Information given
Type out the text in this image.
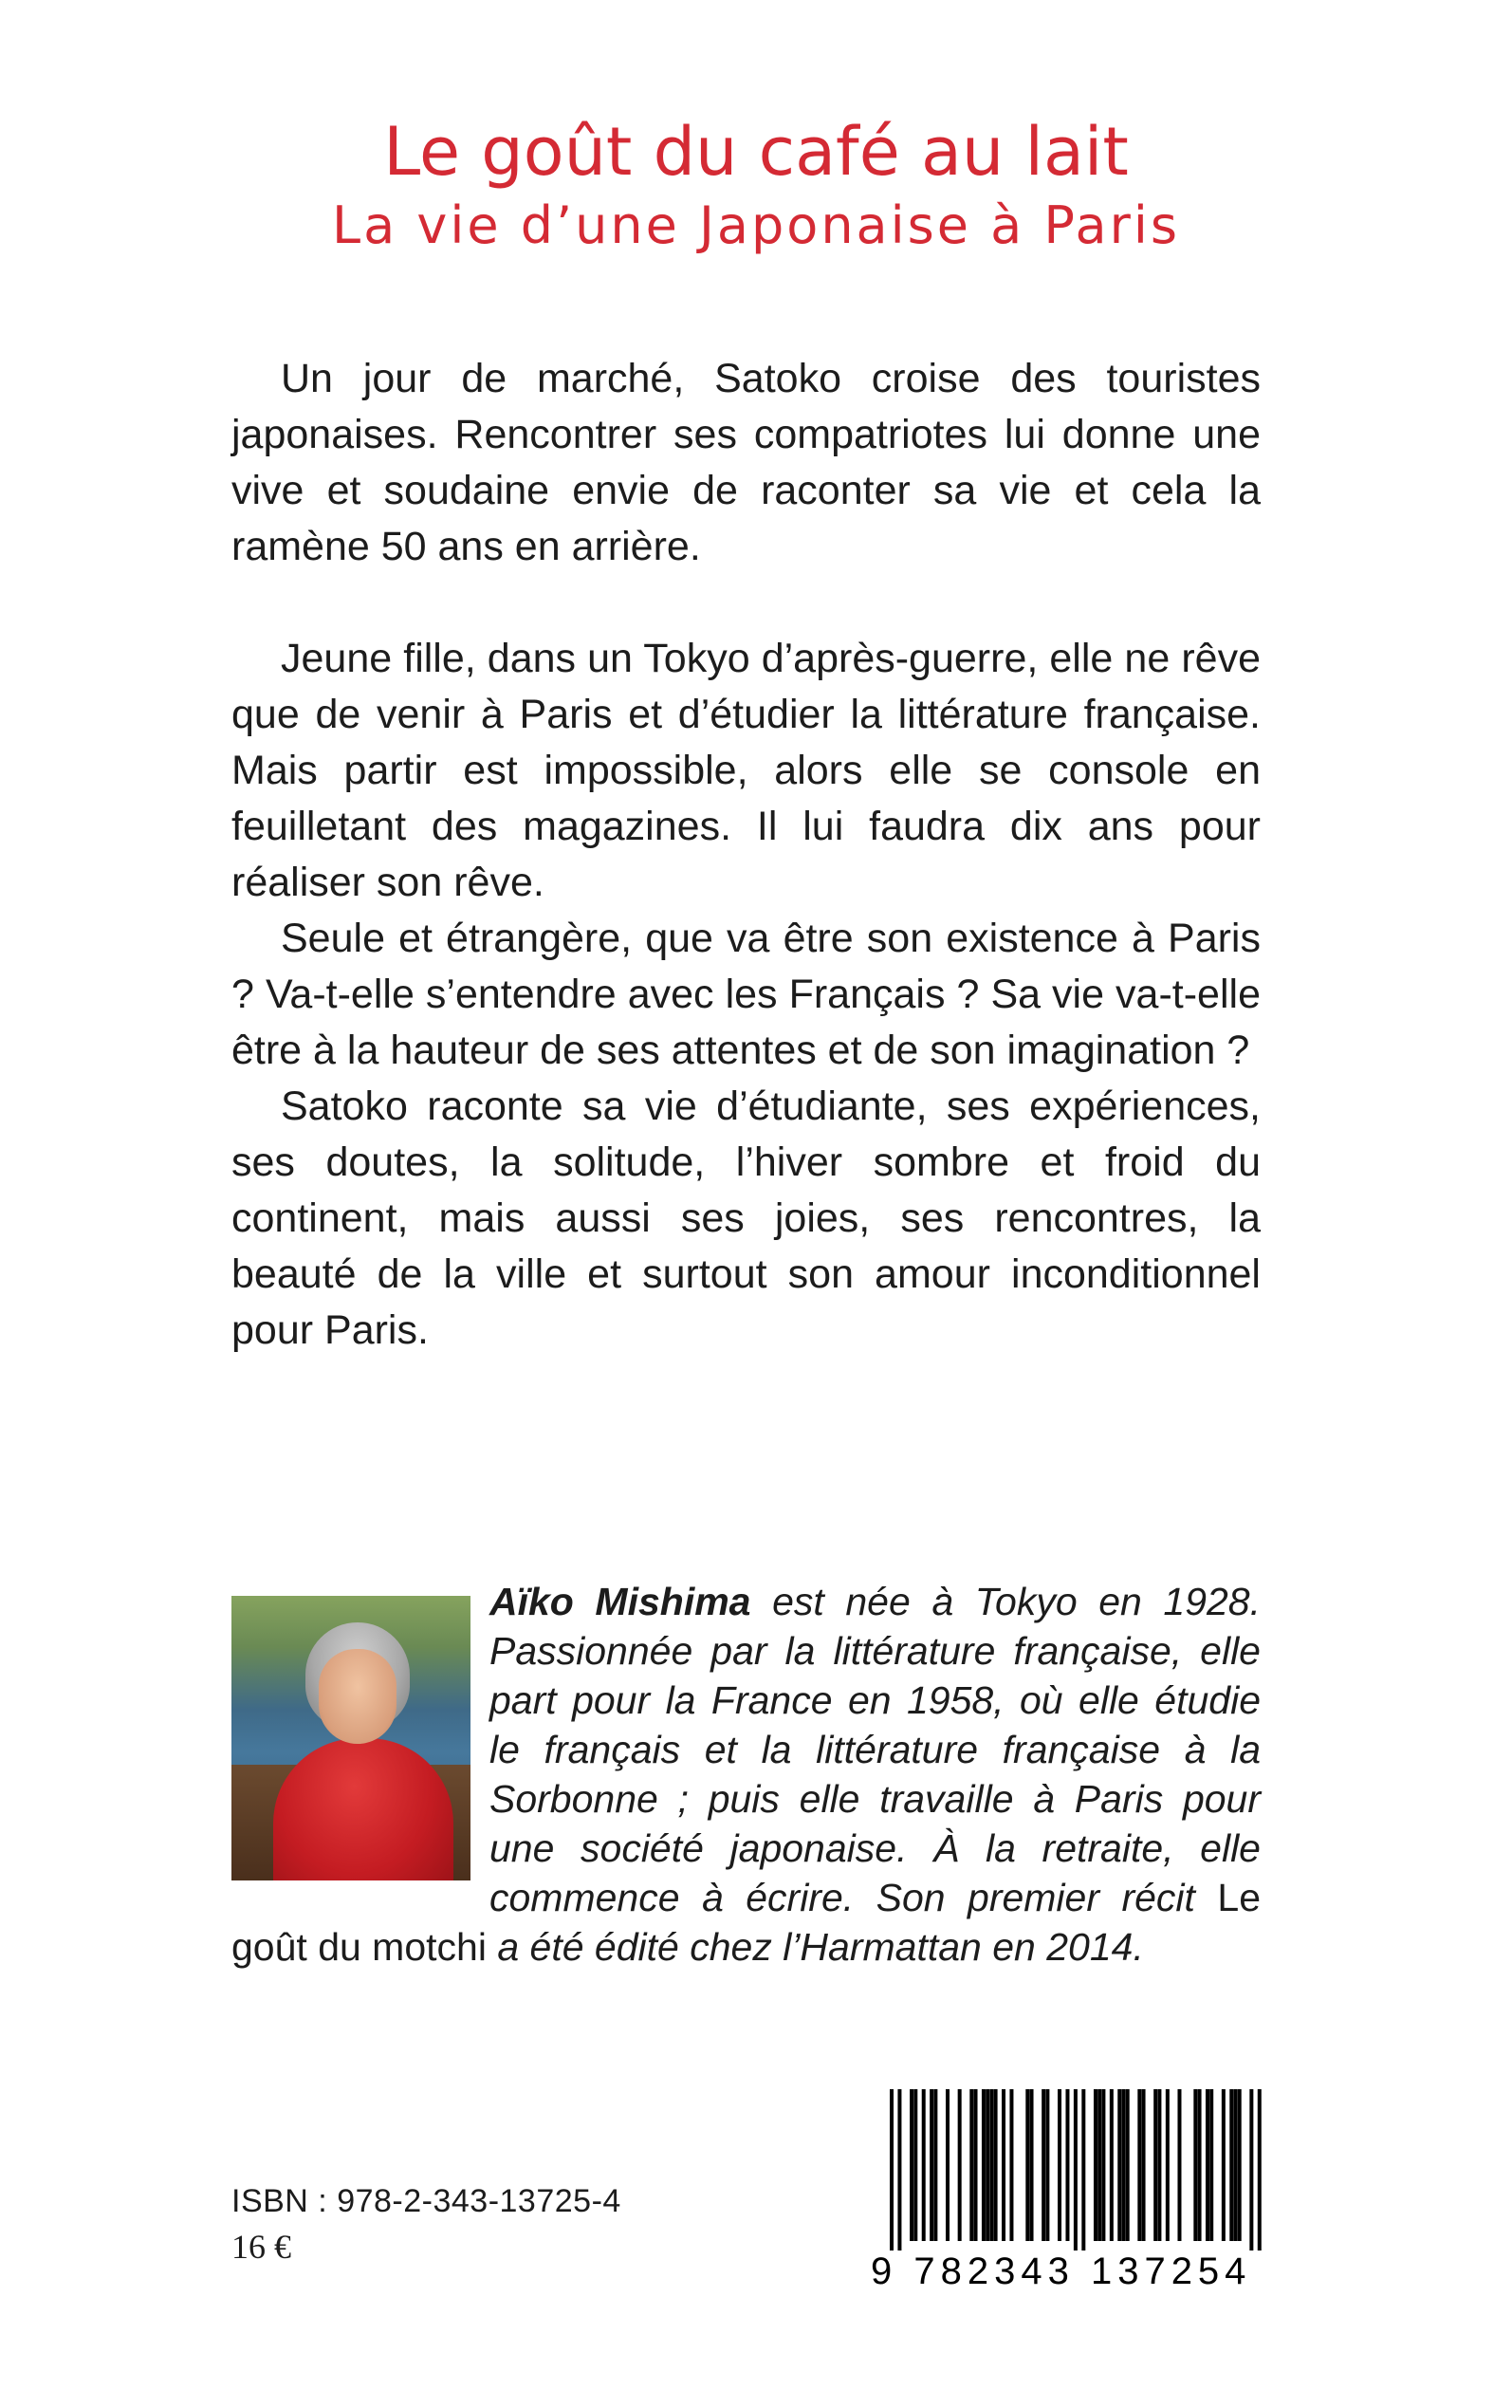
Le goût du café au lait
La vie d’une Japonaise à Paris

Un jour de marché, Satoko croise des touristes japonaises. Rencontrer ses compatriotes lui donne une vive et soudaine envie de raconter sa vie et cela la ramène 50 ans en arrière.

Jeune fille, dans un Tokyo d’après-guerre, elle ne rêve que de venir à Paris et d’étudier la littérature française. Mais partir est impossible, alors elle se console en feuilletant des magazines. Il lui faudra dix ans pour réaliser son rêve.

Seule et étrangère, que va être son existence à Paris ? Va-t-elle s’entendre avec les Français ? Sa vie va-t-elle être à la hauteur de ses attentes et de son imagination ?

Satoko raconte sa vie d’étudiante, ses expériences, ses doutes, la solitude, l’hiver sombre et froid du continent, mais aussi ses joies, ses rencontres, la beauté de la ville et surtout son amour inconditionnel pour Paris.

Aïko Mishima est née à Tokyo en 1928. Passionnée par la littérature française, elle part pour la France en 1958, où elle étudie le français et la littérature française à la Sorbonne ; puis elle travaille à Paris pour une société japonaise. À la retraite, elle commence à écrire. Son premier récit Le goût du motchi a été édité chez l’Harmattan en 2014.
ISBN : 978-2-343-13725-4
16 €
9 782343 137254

==

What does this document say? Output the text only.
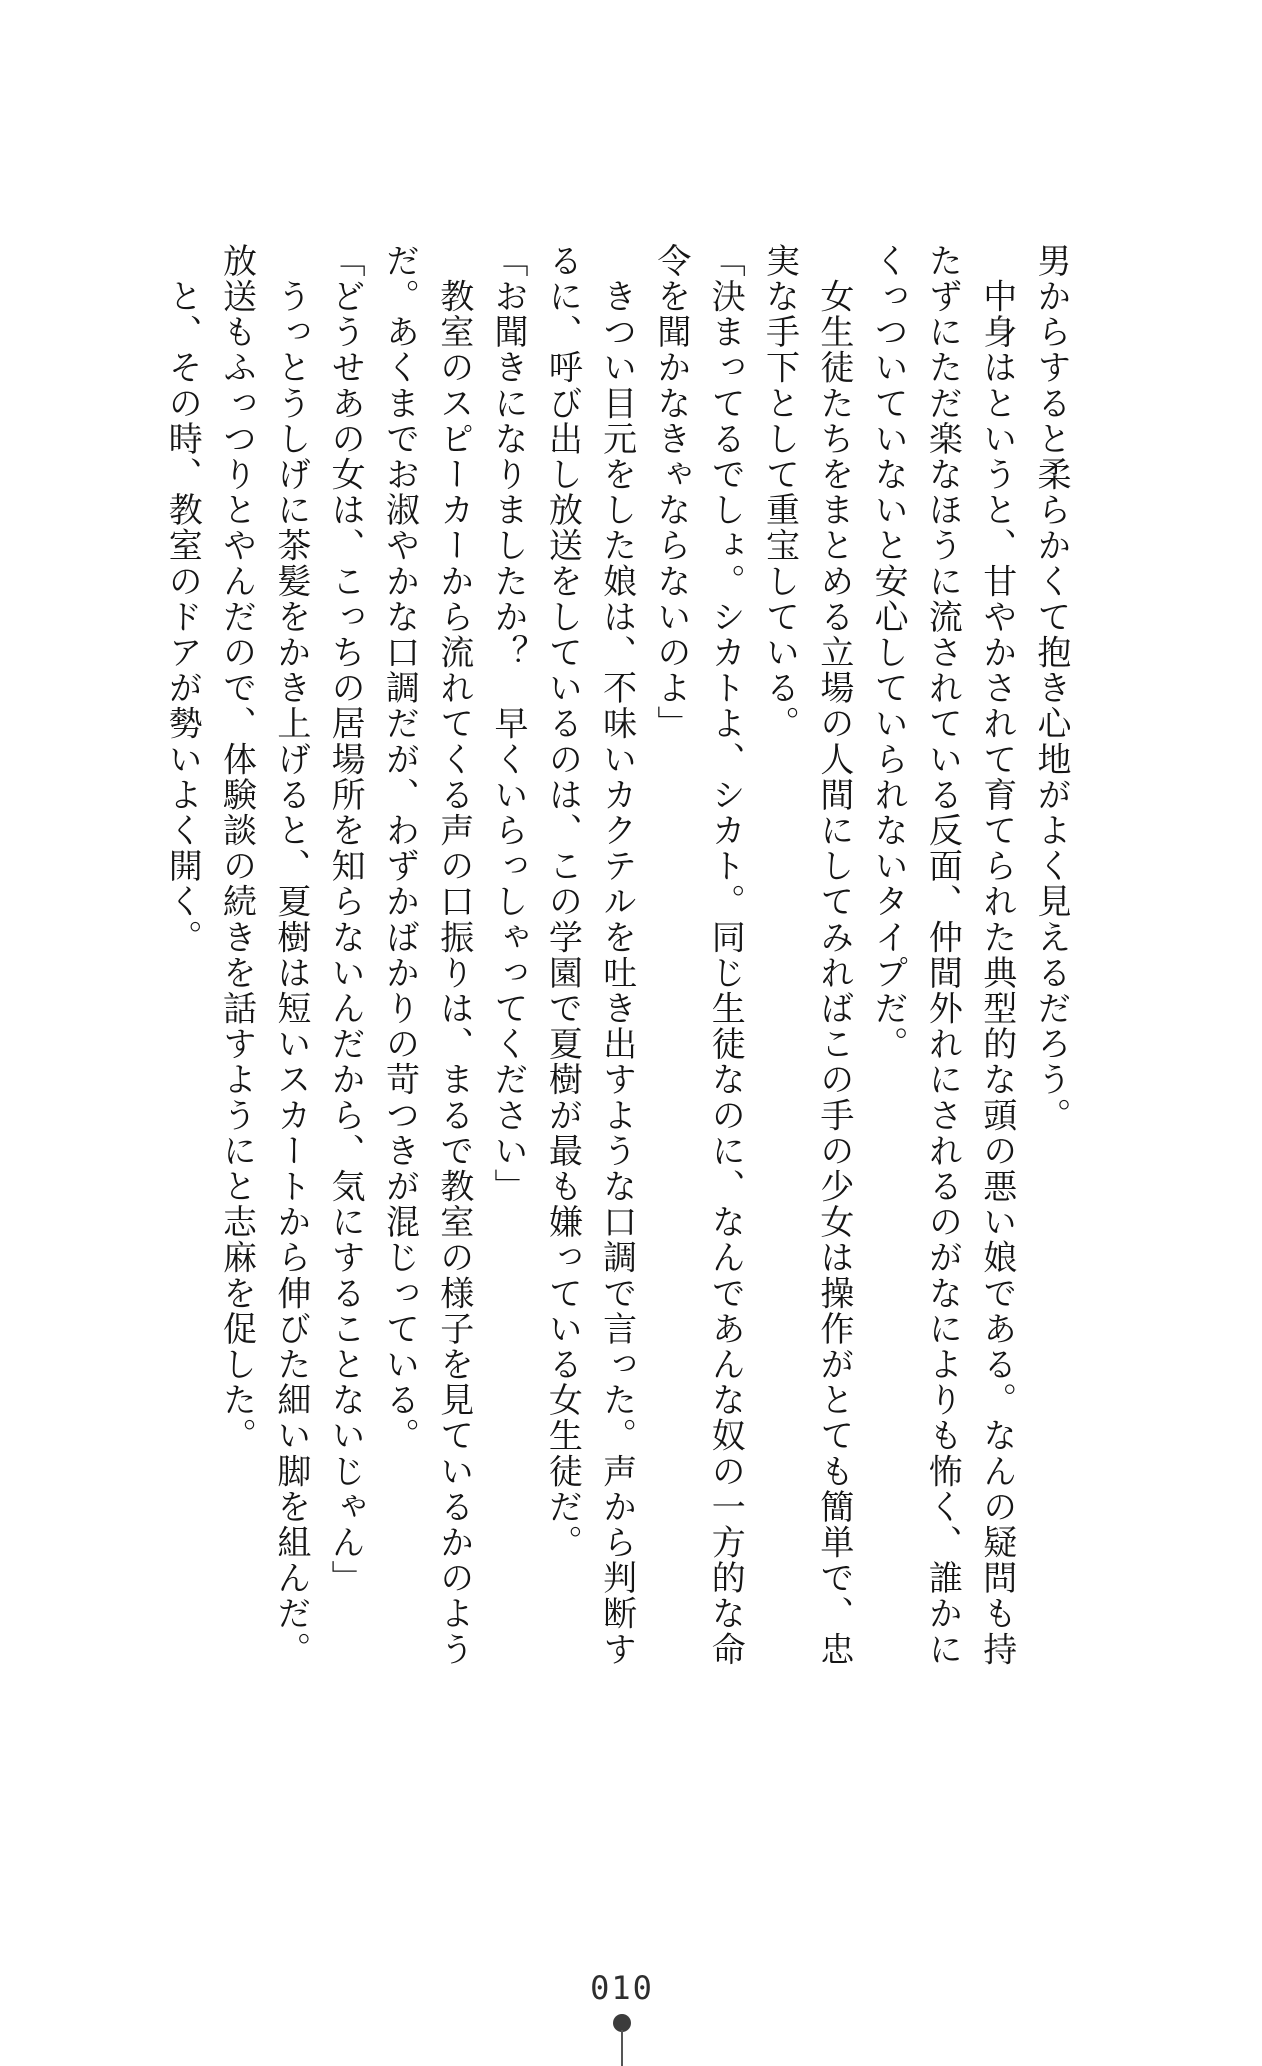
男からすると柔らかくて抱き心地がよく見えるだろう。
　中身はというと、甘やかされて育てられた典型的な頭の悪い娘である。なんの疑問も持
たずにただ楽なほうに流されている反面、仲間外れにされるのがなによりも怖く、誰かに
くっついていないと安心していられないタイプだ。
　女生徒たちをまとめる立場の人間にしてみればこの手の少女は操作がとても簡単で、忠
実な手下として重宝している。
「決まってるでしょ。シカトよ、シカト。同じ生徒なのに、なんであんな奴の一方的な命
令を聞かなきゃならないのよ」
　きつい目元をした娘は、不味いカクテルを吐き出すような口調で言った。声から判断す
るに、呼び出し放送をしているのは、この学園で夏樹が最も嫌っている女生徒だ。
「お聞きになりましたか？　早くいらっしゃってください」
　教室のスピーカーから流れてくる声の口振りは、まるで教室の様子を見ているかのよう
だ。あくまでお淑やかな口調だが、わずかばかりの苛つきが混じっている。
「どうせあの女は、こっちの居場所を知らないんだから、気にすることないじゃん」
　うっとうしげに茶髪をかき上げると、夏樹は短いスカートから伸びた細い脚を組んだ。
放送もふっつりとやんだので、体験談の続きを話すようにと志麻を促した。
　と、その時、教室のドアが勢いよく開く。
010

...

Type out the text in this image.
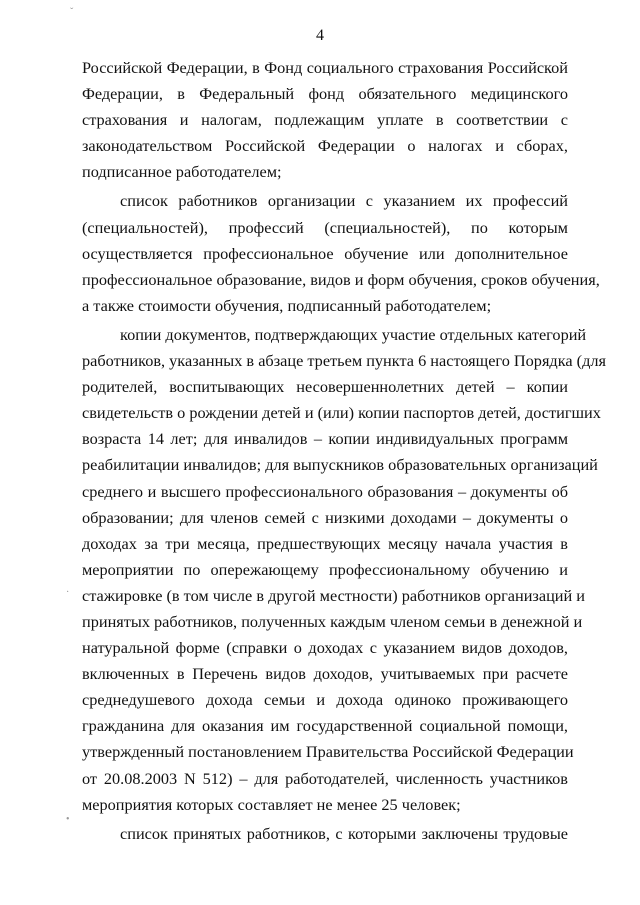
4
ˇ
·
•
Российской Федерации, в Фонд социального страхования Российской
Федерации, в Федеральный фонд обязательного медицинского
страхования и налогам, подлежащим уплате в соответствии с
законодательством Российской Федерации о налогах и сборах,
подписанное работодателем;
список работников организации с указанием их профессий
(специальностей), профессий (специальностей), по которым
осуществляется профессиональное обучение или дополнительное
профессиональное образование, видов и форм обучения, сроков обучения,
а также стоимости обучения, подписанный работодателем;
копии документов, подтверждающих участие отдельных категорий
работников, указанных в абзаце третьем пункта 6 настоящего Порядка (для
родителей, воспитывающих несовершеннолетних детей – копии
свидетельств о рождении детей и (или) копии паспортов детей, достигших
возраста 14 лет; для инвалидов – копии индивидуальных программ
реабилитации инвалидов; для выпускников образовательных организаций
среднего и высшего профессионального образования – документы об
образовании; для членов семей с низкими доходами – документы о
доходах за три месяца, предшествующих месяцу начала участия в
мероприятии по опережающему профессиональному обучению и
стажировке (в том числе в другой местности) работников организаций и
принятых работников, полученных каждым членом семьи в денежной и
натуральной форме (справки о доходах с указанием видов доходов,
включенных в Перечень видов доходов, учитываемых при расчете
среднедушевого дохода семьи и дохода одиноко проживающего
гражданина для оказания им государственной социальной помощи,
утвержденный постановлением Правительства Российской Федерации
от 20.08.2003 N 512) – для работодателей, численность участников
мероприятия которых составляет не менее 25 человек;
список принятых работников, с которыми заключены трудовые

What is expected
Go through the records and pull out each line that includes the word "список".

Solution to the problem
список работников организации с указанием их профессий
список принятых работников, с которыми заключены трудовые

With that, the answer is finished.